Set problem: Copy out the whole listing exactly as written, leaving the pictures behind.

Data shown:
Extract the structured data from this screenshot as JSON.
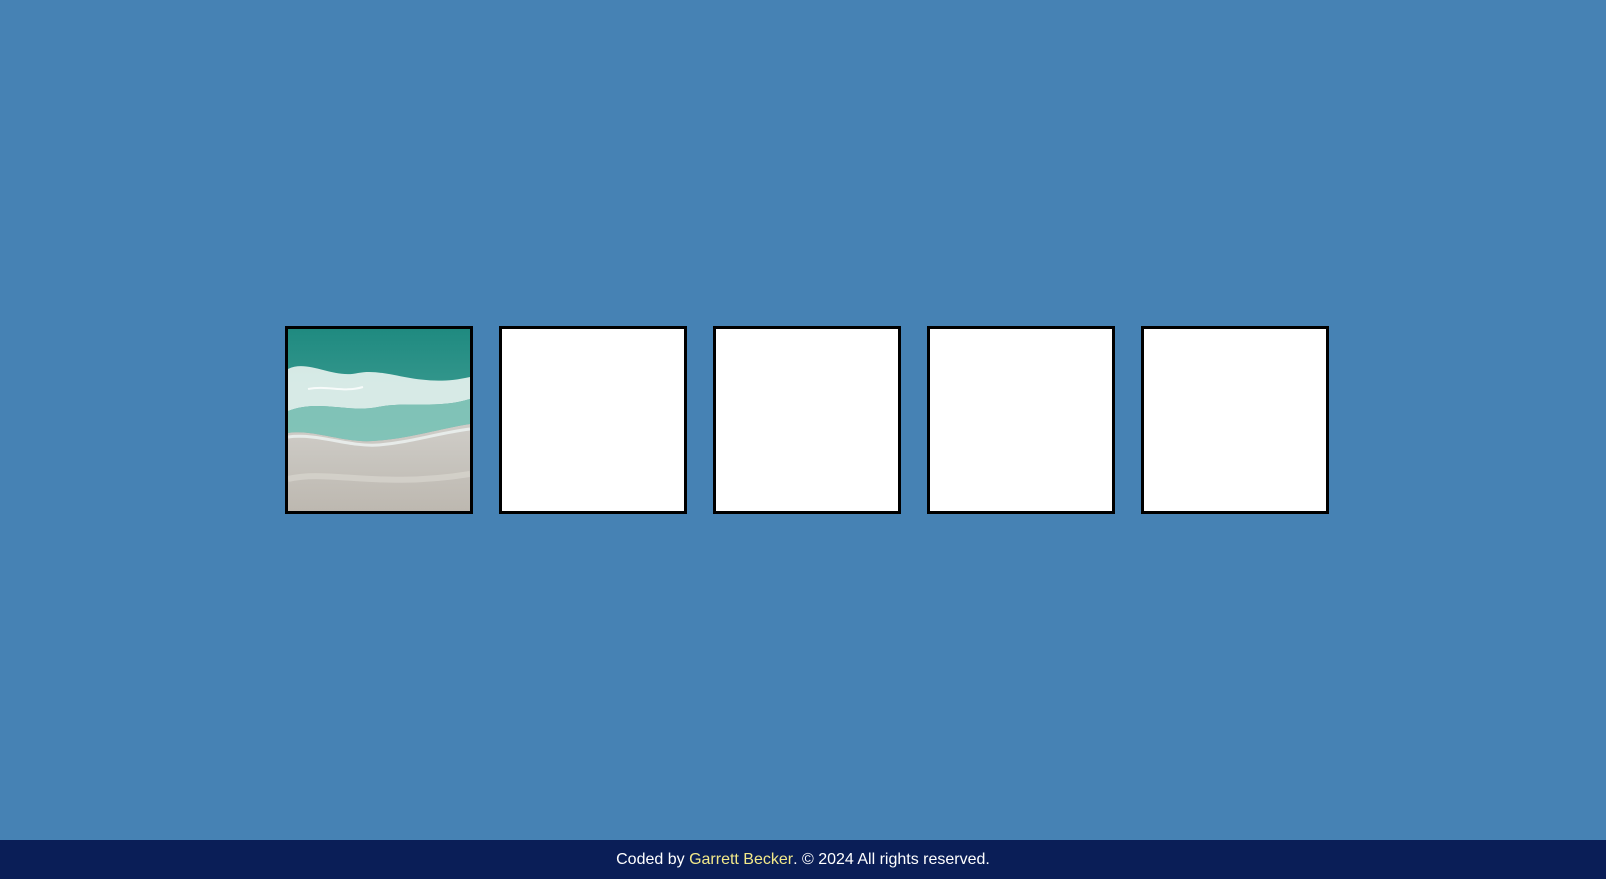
{
  "boxes": [
    {
      "content": "beach-image",
      "filled": true
    },
    {
      "content": "empty",
      "filled": false
    },
    {
      "content": "empty",
      "filled": false
    },
    {
      "content": "empty",
      "filled": false
    },
    {
      "content": "empty",
      "filled": false
    }
  ],
  "footer": {
    "prefix": "Coded by ",
    "author": "Garrett Becker",
    "suffix": ". © 2024 All rights reserved."
  },
  "colors": {
    "background": "#4682b4",
    "footer_background": "#0a1e57",
    "author_link": "#f3e98a",
    "box_border": "#000000",
    "box_fill": "#ffffff"
  }
}
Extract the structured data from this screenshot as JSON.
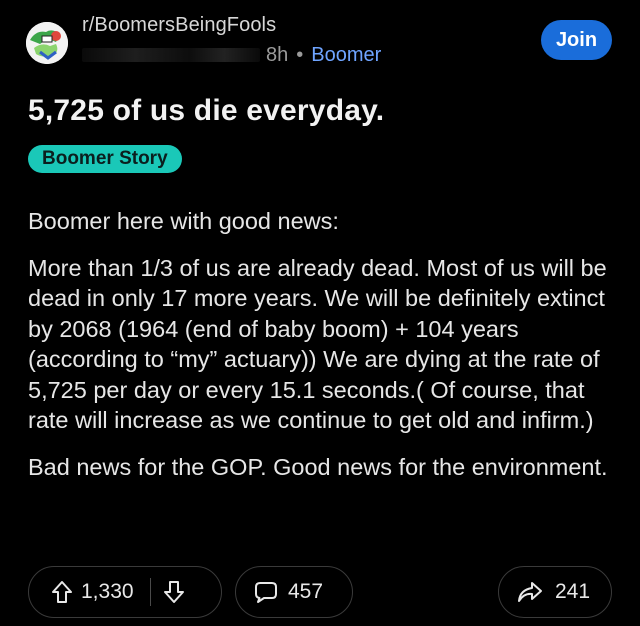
{
  "post": {
    "subreddit": "r/BoomersBeingFools",
    "time": "8h",
    "separator": "•",
    "user": "Boomer",
    "join_label": "Join",
    "title": "5,725 of us die everyday.",
    "flair": "Boomer Story",
    "body": [
      "Boomer here with good news:",
      "More than 1/3 of us are already dead. Most of us will be dead in only 17 more years. We will be definitely extinct by 2068 (1964 (end of baby boom) + 104 years (according to “my” actuary)) We are dying at the rate of 5,725 per day or every 15.1 seconds.( Of course, that rate will increase as we continue to get old and infirm.)",
      "Bad news for the GOP. Good news for the environment."
    ]
  },
  "actions": {
    "votes": "1,330",
    "comments": "457",
    "shares": "241"
  },
  "colors": {
    "background": "#000000",
    "join_button": "#1a6dda",
    "flair_bg": "#1ac8b8",
    "user_link": "#6fa4ff"
  },
  "icons": {
    "avatar": "subreddit-avatar",
    "upvote": "upvote-arrow-icon",
    "downvote": "downvote-arrow-icon",
    "comment": "comment-bubble-icon",
    "share": "share-arrow-icon"
  }
}
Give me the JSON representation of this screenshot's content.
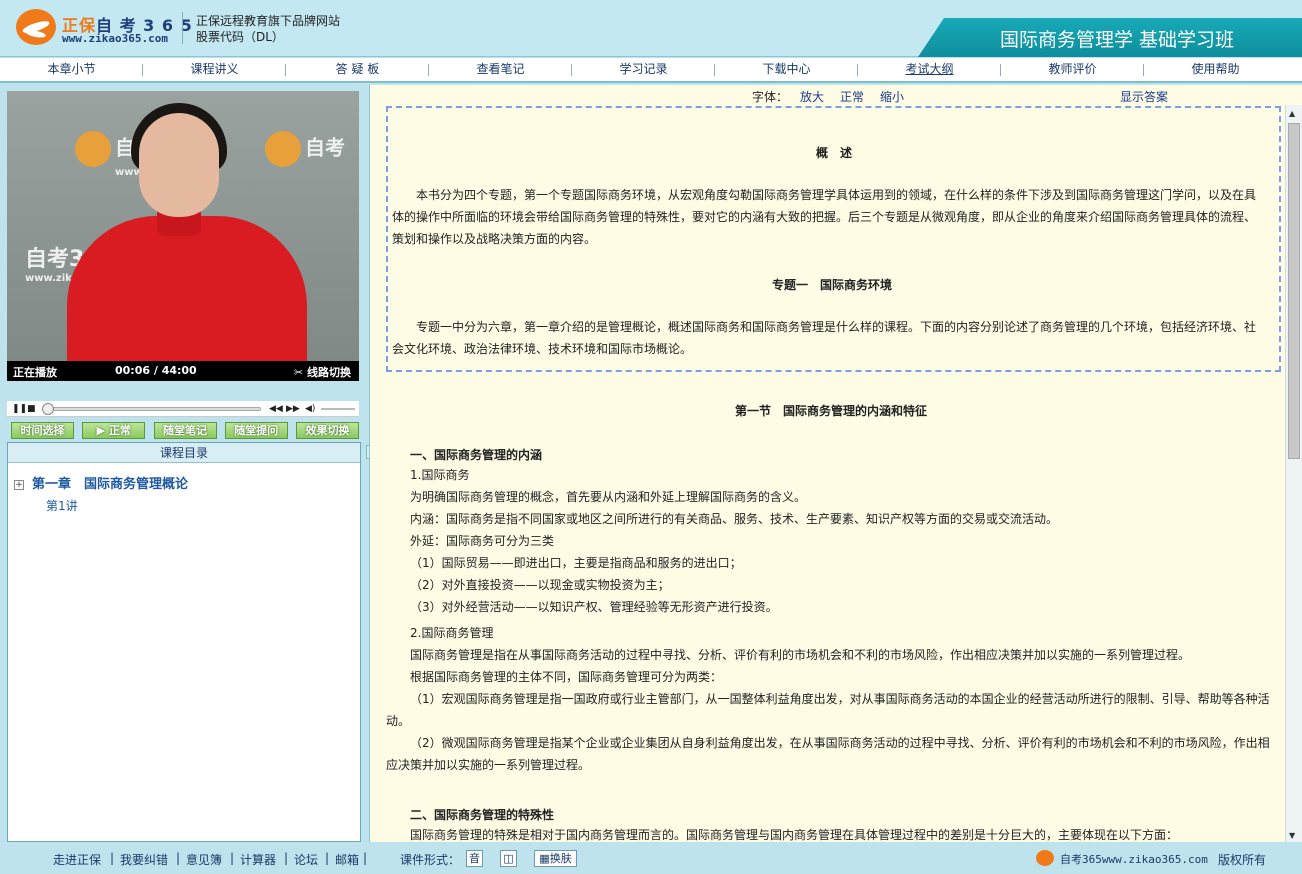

Reply to the exercise:
Extract the structured data from this screenshot as JSON.
{
  "boxes": [
    {
      "content": "beach-image",
      "filled": true
    },
    {
      "content": "empty",
      "filled": false
    },
    {
      "content": "empty",
      "filled": false
    },
    {
      "content": "empty",
      "filled": false
    },
    {
      "content": "empty",
      "filled": false
    }
  ],
  "footer": {
    "prefix": "Coded by ",
    "author": "Garrett Becker",
    "suffix": ". © 2024 All rights reserved."
  },
  "colors": {
    "background": "#4682b4",
    "footer_background": "#0a1e57",
    "author_link": "#f3e98a",
    "box_border": "#000000",
    "box_fill": "#ffffff"
  }
}
Extract the structured data from this screenshot as JSON.
{
  "post": {
    "subreddit": "r/BoomersBeingFools",
    "time": "8h",
    "separator": "•",
    "user": "Boomer",
    "join_label": "Join",
    "title": "5,725 of us die everyday.",
    "flair": "Boomer Story",
    "body": [
      "Boomer here with good news:",
      "More than 1/3 of us are already dead. Most of us will be dead in only 17 more years. We will be definitely extinct by 2068 (1964 (end of baby boom) + 104 years (according to “my” actuary)) We are dying at the rate of 5,725 per day or every 15.1 seconds.( Of course, that rate will increase as we continue to get old and infirm.)",
      "Bad news for the GOP. Good news for the environment."
    ]
  },
  "actions": {
    "votes": "1,330",
    "comments": "457",
    "shares": "241"
  },
  "colors": {
    "background": "#000000",
    "join_button": "#1a6dda",
    "flair_bg": "#1ac8b8",
    "user_link": "#6fa4ff"
  },
  "icons": {
    "avatar": "subreddit-avatar",
    "upvote": "upvote-arrow-icon",
    "downvote": "downvote-arrow-icon",
    "comment": "comment-bubble-icon",
    "share": "share-arrow-icon"
  }
}
Give me the JSON representation of this screenshot's content.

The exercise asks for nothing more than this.